TASK TO COMPLETE: Could you write out every record below exactly, leaving out any pictures?
=== SUPPLIED MATERIAL ===
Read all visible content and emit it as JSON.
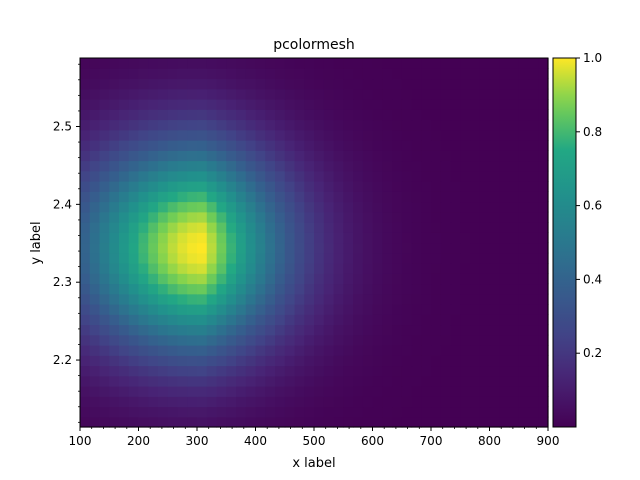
{
  "chart_data": {
    "type": "heatmap",
    "title": "pcolormesh",
    "xlabel": "x label",
    "ylabel": "y label",
    "xlim": [
      100,
      900
    ],
    "ylim": [
      2.114,
      2.588
    ],
    "x_ticks": [
      100,
      200,
      300,
      400,
      500,
      600,
      700,
      800,
      900
    ],
    "x_tick_labels": [
      "100",
      "200",
      "300",
      "400",
      "500",
      "600",
      "700",
      "800",
      "900"
    ],
    "y_ticks": [
      2.2,
      2.3,
      2.4,
      2.5
    ],
    "y_tick_labels": [
      "2.2",
      "2.3",
      "2.4",
      "2.5"
    ],
    "colorbar": {
      "min": 0.0,
      "max": 1.0,
      "ticks": [
        0.2,
        0.4,
        0.6,
        0.8,
        1.0
      ],
      "tick_labels": [
        "0.2",
        "0.4",
        "0.6",
        "0.8",
        "1.0"
      ],
      "colormap": "viridis"
    },
    "grid": {
      "nx": 48,
      "ny": 36,
      "peak_x": 310,
      "peak_y": 2.345,
      "peak_value": 1.0,
      "sigma_x": 150,
      "sigma_y": 0.095,
      "decay_x": 250
    }
  }
}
===
RESULT FOR THIS TASK:
Read all visible content and emit it as JSON.
{
  "chart_data": {
    "type": "heatmap",
    "title": "pcolormesh",
    "xlabel": "x label",
    "ylabel": "y label",
    "xlim": [
      100,
      900
    ],
    "ylim": [
      2.114,
      2.588
    ],
    "x_ticks": [
      100,
      200,
      300,
      400,
      500,
      600,
      700,
      800,
      900
    ],
    "x_tick_labels": [
      "100",
      "200",
      "300",
      "400",
      "500",
      "600",
      "700",
      "800",
      "900"
    ],
    "y_ticks": [
      2.2,
      2.3,
      2.4,
      2.5
    ],
    "y_tick_labels": [
      "2.2",
      "2.3",
      "2.4",
      "2.5"
    ],
    "colorbar": {
      "min": 0.0,
      "max": 1.0,
      "ticks": [
        0.2,
        0.4,
        0.6,
        0.8,
        1.0
      ],
      "tick_labels": [
        "0.2",
        "0.4",
        "0.6",
        "0.8",
        "1.0"
      ],
      "colormap": "viridis"
    },
    "grid": {
      "nx": 48,
      "ny": 36,
      "peak_x": 310,
      "peak_y": 2.345,
      "peak_value": 1.0,
      "sigma_x": 150,
      "sigma_y": 0.095,
      "decay_x": 250
    }
  }
}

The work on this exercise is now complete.